▶ [The problem] Retype the whole listing that follows, line for line.
[Start of Attachment]
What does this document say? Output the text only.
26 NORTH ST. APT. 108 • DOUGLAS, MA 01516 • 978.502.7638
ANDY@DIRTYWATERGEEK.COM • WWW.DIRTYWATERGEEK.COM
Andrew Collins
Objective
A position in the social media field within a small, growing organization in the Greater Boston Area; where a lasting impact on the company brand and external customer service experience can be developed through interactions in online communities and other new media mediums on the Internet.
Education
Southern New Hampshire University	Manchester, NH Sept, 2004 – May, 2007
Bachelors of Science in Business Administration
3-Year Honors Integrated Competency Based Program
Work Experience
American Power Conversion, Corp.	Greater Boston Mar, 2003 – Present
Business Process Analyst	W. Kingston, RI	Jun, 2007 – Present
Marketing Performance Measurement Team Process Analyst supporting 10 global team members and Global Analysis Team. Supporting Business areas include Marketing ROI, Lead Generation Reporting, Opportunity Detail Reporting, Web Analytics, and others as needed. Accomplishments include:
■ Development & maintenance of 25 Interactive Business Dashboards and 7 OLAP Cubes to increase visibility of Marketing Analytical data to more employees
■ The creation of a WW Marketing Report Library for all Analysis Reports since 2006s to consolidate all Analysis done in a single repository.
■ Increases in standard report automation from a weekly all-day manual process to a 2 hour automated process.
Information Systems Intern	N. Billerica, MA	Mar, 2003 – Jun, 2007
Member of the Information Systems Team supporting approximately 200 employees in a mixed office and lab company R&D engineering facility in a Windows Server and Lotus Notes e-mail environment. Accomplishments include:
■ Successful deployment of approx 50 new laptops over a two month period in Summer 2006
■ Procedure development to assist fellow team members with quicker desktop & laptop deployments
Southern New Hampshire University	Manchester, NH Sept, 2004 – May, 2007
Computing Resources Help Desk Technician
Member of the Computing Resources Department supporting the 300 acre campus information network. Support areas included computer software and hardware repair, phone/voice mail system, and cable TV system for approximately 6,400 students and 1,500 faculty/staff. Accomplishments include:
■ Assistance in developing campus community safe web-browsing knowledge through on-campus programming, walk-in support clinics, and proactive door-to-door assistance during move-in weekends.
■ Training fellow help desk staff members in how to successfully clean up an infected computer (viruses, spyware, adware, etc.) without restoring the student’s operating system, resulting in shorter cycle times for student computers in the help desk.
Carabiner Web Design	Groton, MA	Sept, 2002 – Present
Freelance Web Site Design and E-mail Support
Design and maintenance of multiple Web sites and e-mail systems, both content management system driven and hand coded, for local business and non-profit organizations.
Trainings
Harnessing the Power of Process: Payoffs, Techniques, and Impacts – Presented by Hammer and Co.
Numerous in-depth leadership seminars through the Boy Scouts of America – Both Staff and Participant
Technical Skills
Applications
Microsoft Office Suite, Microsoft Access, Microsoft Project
[End of Attachment]
▶ [Answer for the task]
What does this document say? Output the text only.
26 NORTH ST. APT. 108 • DOUGLAS, MA 01516 • 978.502.7638
ANDY@DIRTYWATERGEEK.COM • WWW.DIRTYWATERGEEK.COM
Andrew Collins
Objective
A position in the social media field within a small, growing organization in the Greater Boston Area; where a lasting impact on the company brand and external customer service experience can be developed through interactions in online communities and other new media mediums on the Internet.
Education
Southern New Hampshire University	Manchester, NH Sept, 2004 – May, 2007
Bachelors of Science in Business Administration
3-Year Honors Integrated Competency Based Program
Work Experience
American Power Conversion, Corp.	Greater Boston Mar, 2003 – Present
Business Process Analyst	W. Kingston, RI	Jun, 2007 – Present
Marketing Performance Measurement Team Process Analyst supporting 10 global team members and Global Analysis Team. Supporting Business areas include Marketing ROI, Lead Generation Reporting, Opportunity Detail Reporting, Web Analytics, and others as needed. Accomplishments include:
■ Development & maintenance of 25 Interactive Business Dashboards and 7 OLAP Cubes to increase visibility of Marketing Analytical data to more employees
■ The creation of a WW Marketing Report Library for all Analysis Reports since 2006s to consolidate all Analysis done in a single repository.
■ Increases in standard report automation from a weekly all-day manual process to a 2 hour automated process.
Information Systems Intern	N. Billerica, MA	Mar, 2003 – Jun, 2007
Member of the Information Systems Team supporting approximately 200 employees in a mixed office and lab company R&D engineering facility in a Windows Server and Lotus Notes e-mail environment. Accomplishments include:
■ Successful deployment of approx 50 new laptops over a two month period in Summer 2006
■ Procedure development to assist fellow team members with quicker desktop & laptop deployments
Southern New Hampshire University	Manchester, NH Sept, 2004 – May, 2007
Computing Resources Help Desk Technician
Member of the Computing Resources Department supporting the 300 acre campus information network. Support areas included computer software and hardware repair, phone/voice mail system, and cable TV system for approximately 6,400 students and 1,500 faculty/staff. Accomplishments include:
■ Assistance in developing campus community safe web-browsing knowledge through on-campus programming, walk-in support clinics, and proactive door-to-door assistance during move-in weekends.
■ Training fellow help desk staff members in how to successfully clean up an infected computer (viruses, spyware, adware, etc.) without restoring the student’s operating system, resulting in shorter cycle times for student computers in the help desk.
Carabiner Web Design	Groton, MA	Sept, 2002 – Present
Freelance Web Site Design and E-mail Support
Design and maintenance of multiple Web sites and e-mail systems, both content management system driven and hand coded, for local business and non-profit organizations.
Trainings
Harnessing the Power of Process: Payoffs, Techniques, and Impacts – Presented by Hammer and Co.
Numerous in-depth leadership seminars through the Boy Scouts of America – Both Staff and Participant
Technical Skills
Applications
Microsoft Office Suite, Microsoft Access, Microsoft Project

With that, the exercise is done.